* _EXCERPTED RECORDS_
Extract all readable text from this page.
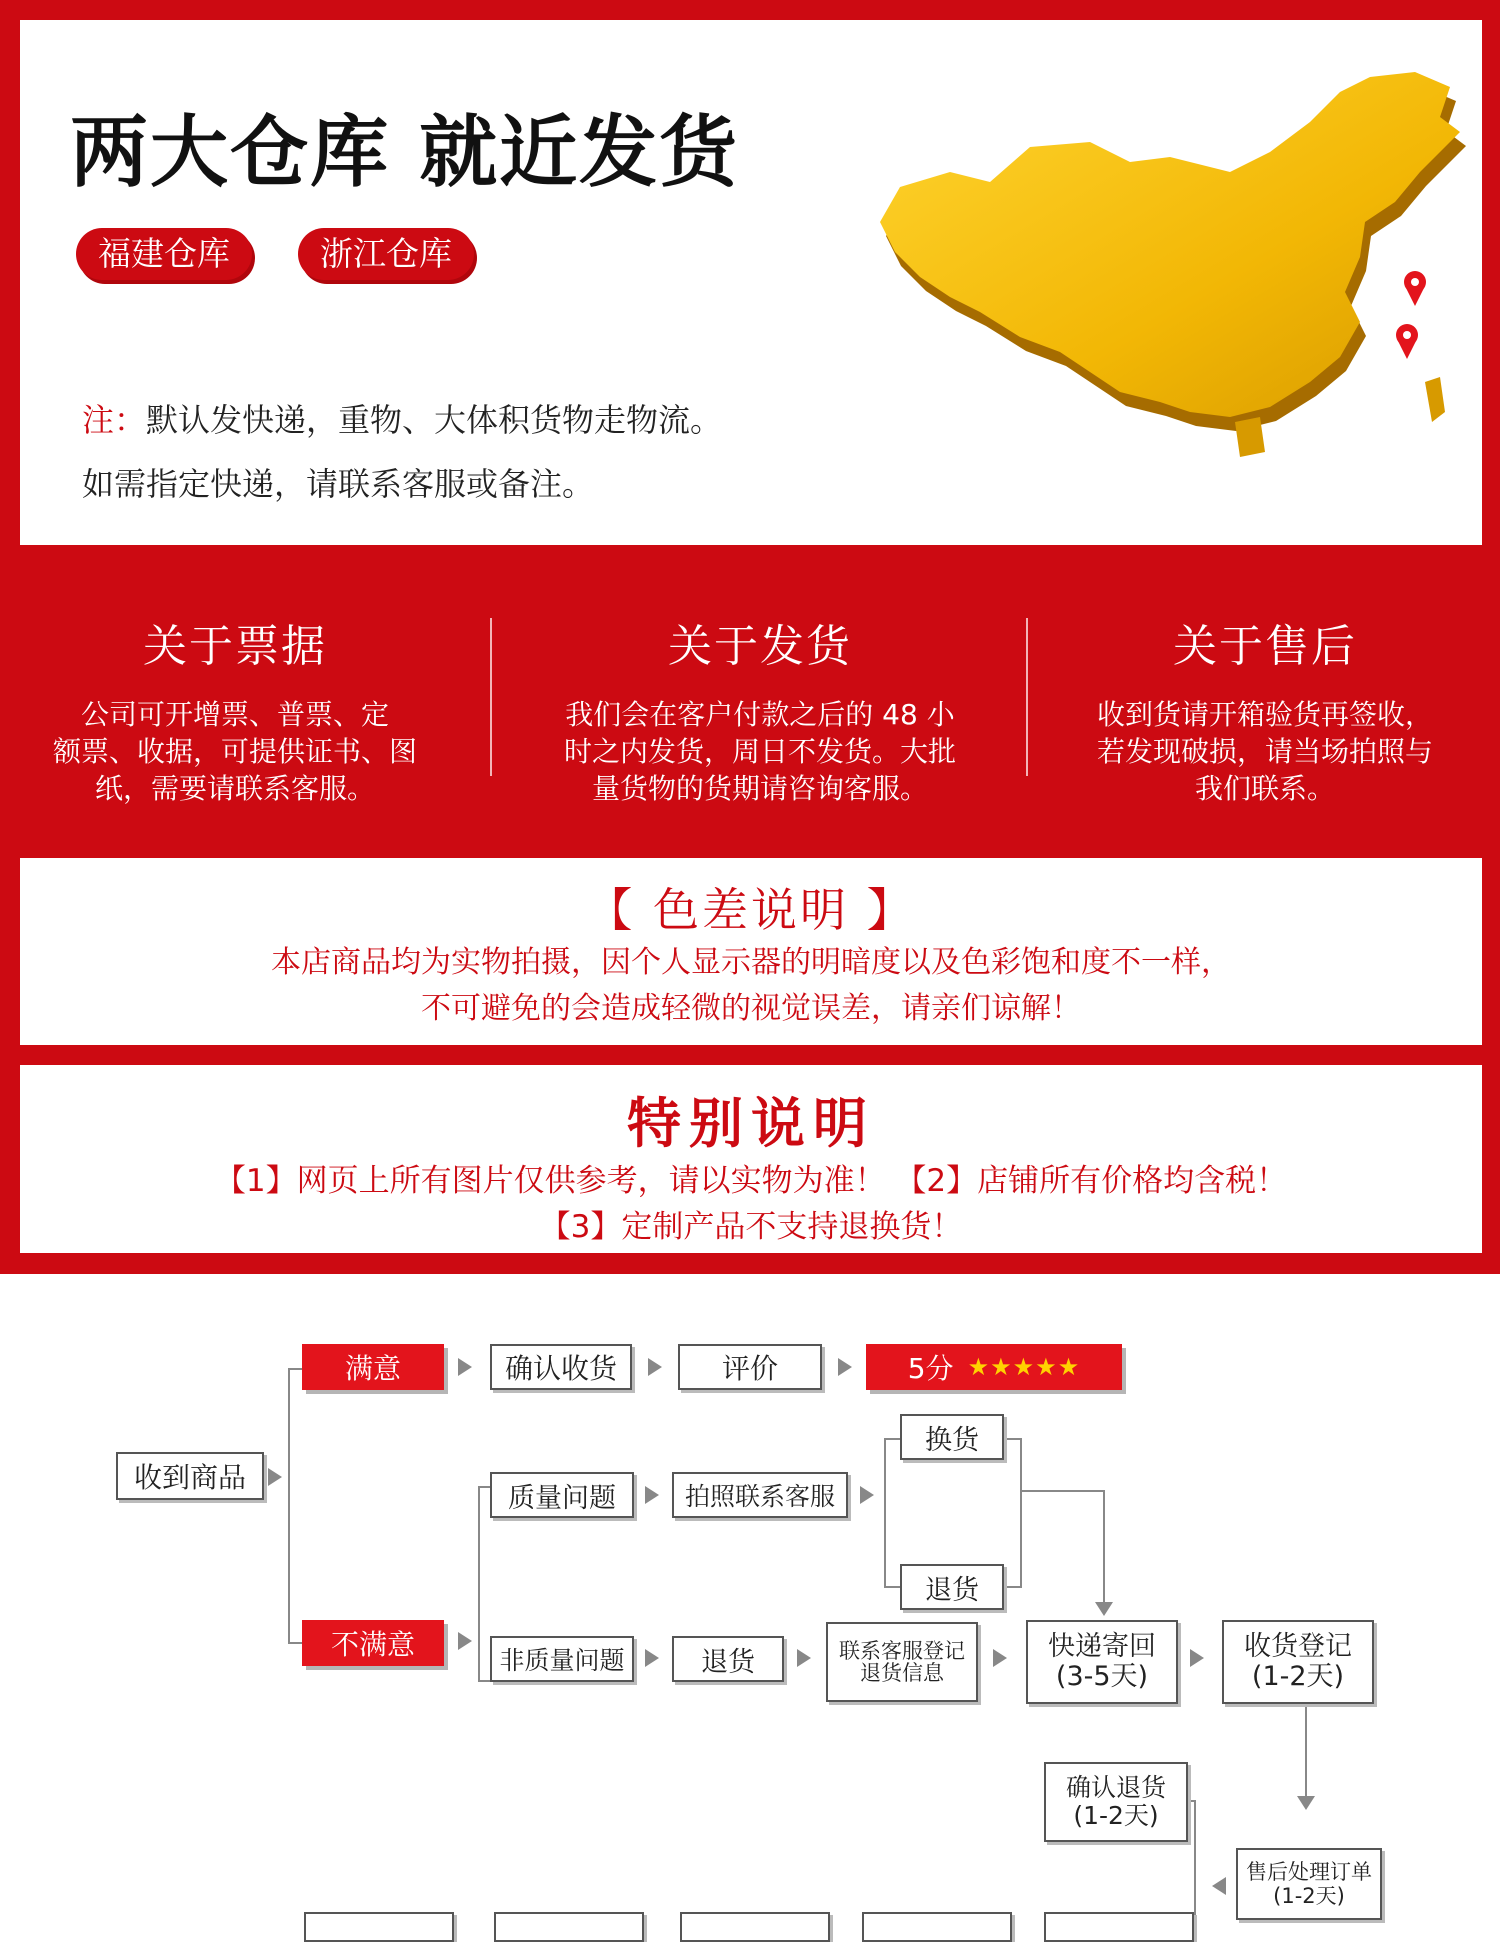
两大仓库 就近发货
福建仓库	浙江仓库
注：默认发快递，重物、大体积货物走物流。
如需指定快递，请联系客服或备注。
关于票据

公司可开增票、普票、定
额票、收据，可提供证书、图
纸，需要请联系客服。

关于发货

我们会在客户付款之后的 48 小
时之内发货，周日不发货。大批
量货物的货期请咨询客服。

关于售后

收到货请开箱验货再签收，
若发现破损，请当场拍照与
我们联系。

【 色差说明 】
本店商品均为实物拍摄，因个人显示器的明暗度以及色彩饱和度不一样，
不可避免的会造成轻微的视觉误差，请亲们谅解！
特别说明
【1】网页上所有图片仅供参考，请以实物为准！ 【2】店铺所有价格均含税！
【3】定制产品不支持退换货！
收到商品
满意	确认收货	评价	5分 ★★★★★
不满意
质量问题	拍照联系客服
换货
退货
非质量问题	退货	联系客服登记
退货信息
快递寄回
(3-5天)
收货登记
(1-2天)
确认退货
(1-2天)
售后处理订单
(1-2天)
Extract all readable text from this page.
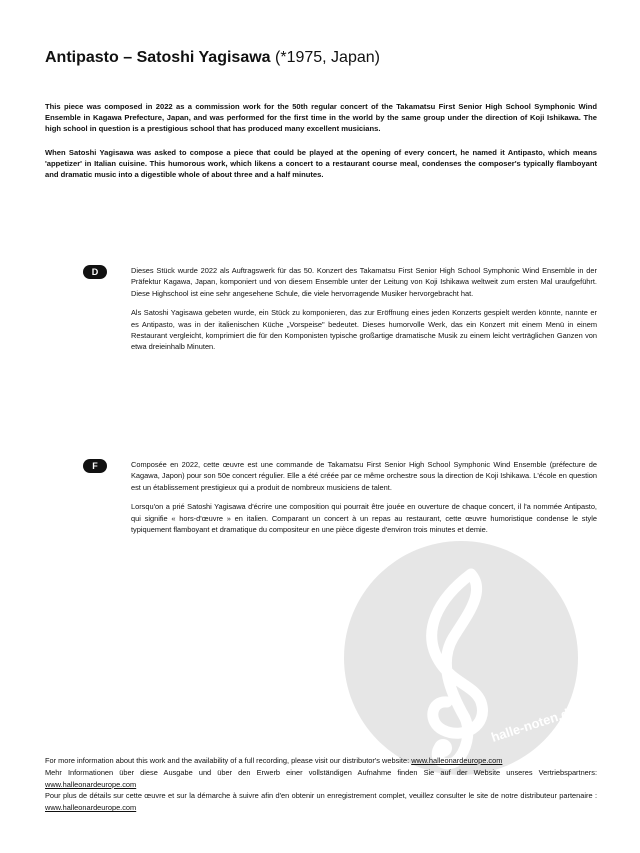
Antipasto – Satoshi Yagisawa (*1975, Japan)

This piece was composed in 2022 as a commission work for the 50th regular concert of the Takamatsu First Senior High School Symphonic Wind Ensemble in Kagawa Prefecture, Japan, and was performed for the first time in the world by the same group under the direction of Koji Ishikawa. The high school in question is a prestigious school that has produced many excellent musicians.

When Satoshi Yagisawa was asked to compose a piece that could be played at the opening of every concert, he named it Antipasto, which means 'appetizer' in Italian cuisine. This humorous work, which likens a concert to a restaurant course meal, condenses the composer's typically flamboyant and dramatic music into a digestible whole of about three and a half minutes.

D	Dieses Stück wurde 2022 als Auftragswerk für das 50. Konzert des Takamatsu First Senior High School Symphonic Wind Ensemble in der Präfektur Kagawa, Japan, komponiert und von diesem Ensemble unter der Leitung von Koji Ishikawa weltweit zum ersten Mal uraufgeführt. Diese Highschool ist eine sehr angesehene Schule, die viele hervorragende Musiker hervorgebracht hat.

Als Satoshi Yagisawa gebeten wurde, ein Stück zu komponieren, das zur Eröffnung eines jeden Konzerts gespielt werden könnte, nannte er es Antipasto, was in der italienischen Küche „Vorspeise" bedeutet. Dieses humorvolle Werk, das ein Konzert mit einem Menü in einem Restaurant vergleicht, komprimiert die für den Komponisten typische großartige dramatische Musik zu einem leicht verträglichen Ganzen von etwa dreieinhalb Minuten.

F	Composée en 2022, cette œuvre est une commande de Takamatsu First Senior High School Symphonic Wind Ensemble (préfecture de Kagawa, Japon) pour son 50e concert régulier. Elle a été créée par ce même orchestre sous la direction de Koji Ishikawa. L'école en question est un établissement prestigieux qui a produit de nombreux musiciens de talent.

Lorsqu'on a prié Satoshi Yagisawa d'écrire une composition qui pourrait être jouée en ouverture de chaque concert, il l'a nommée Antipasto, qui signifie « hors-d'œuvre » en italien. Comparant un concert à un repas au restaurant, cette œuvre humoristique condense le style typiquement flamboyant et dramatique du compositeur en une pièce digeste d'environ trois minutes et demie.

halle-noten.de

For more information about this work and the availability of a full recording, please visit our distributor's website: www.halleonardeurope.com

Mehr Informationen über diese Ausgabe und über den Erwerb einer vollständigen Aufnahme finden Sie auf der Website unseres Vertriebspartners: www.halleonardeurope.com

Pour plus de détails sur cette œuvre et sur la démarche à suivre afin d'en obtenir un enregistrement complet, veuillez consulter le site de notre distributeur partenaire : www.halleonardeurope.com
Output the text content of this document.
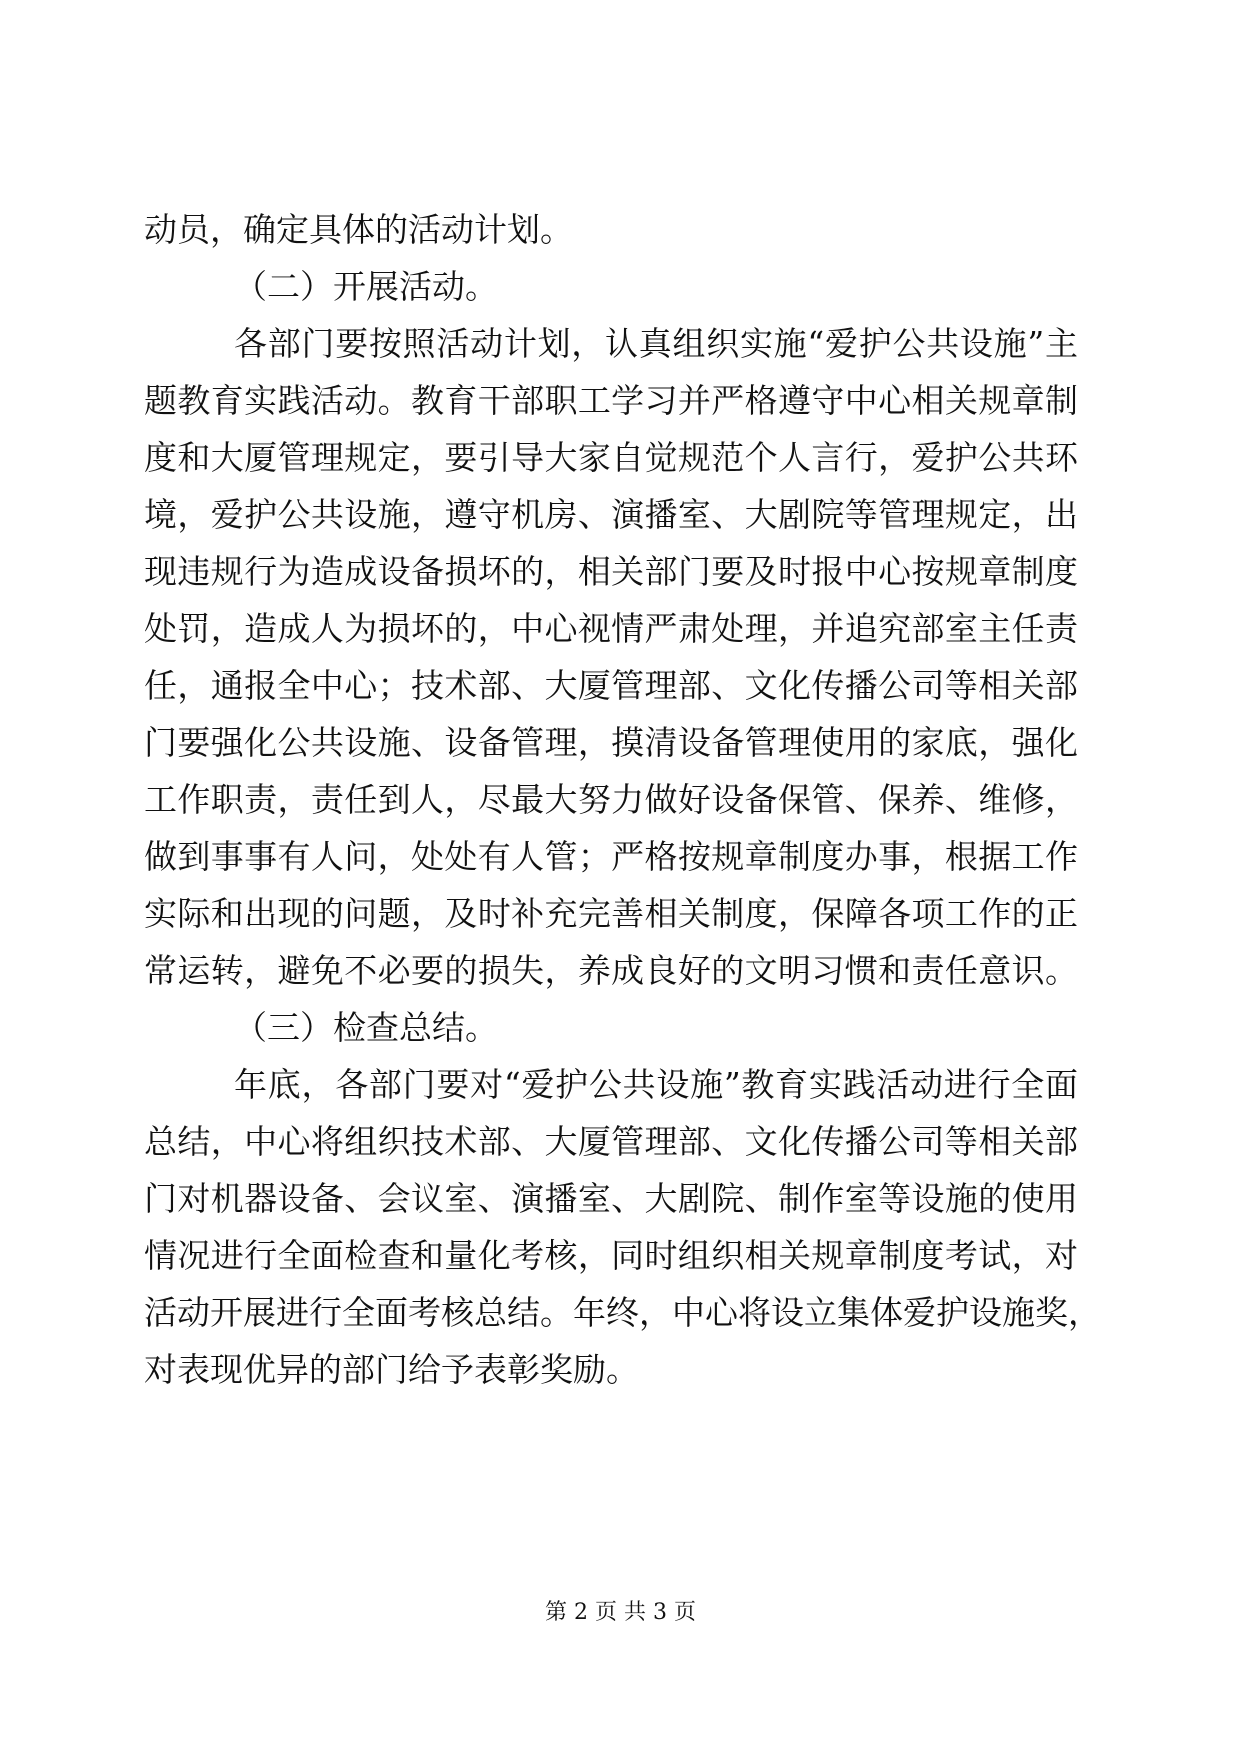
动员，确定具体的活动计划。
（二）开展活动。
各部门要按照活动计划，认真组织实施“爱护公共设施”主
题教育实践活动。教育干部职工学习并严格遵守中心相关规章制
度和大厦管理规定，要引导大家自觉规范个人言行，爱护公共环
境，爱护公共设施，遵守机房、演播室、大剧院等管理规定，出
现违规行为造成设备损坏的，相关部门要及时报中心按规章制度
处罚，造成人为损坏的，中心视情严肃处理，并追究部室主任责
任，通报全中心；技术部、大厦管理部、文化传播公司等相关部
门要强化公共设施、设备管理，摸清设备管理使用的家底，强化
工作职责，责任到人，尽最大努力做好设备保管、保养、维修，
做到事事有人问，处处有人管；严格按规章制度办事，根据工作
实际和出现的问题，及时补充完善相关制度，保障各项工作的正
常运转，避免不必要的损失，养成良好的文明习惯和责任意识。
（三）检查总结。
年底，各部门要对“爱护公共设施”教育实践活动进行全面
总结，中心将组织技术部、大厦管理部、文化传播公司等相关部
门对机器设备、会议室、演播室、大剧院、制作室等设施的使用
情况进行全面检查和量化考核，同时组织相关规章制度考试，对
活动开展进行全面考核总结。年终，中心将设立集体爱护设施奖，
对表现优异的部门给予表彰奖励。
第 2 页 共 3 页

* _PROMPT_
Search the data for the string "文化传播公司等相关部". List each line that has it.

* _EXPECTED ANSWER_
任，通报全中心；技术部、大厦管理部、文化传播公司等相关部
总结，中心将组织技术部、大厦管理部、文化传播公司等相关部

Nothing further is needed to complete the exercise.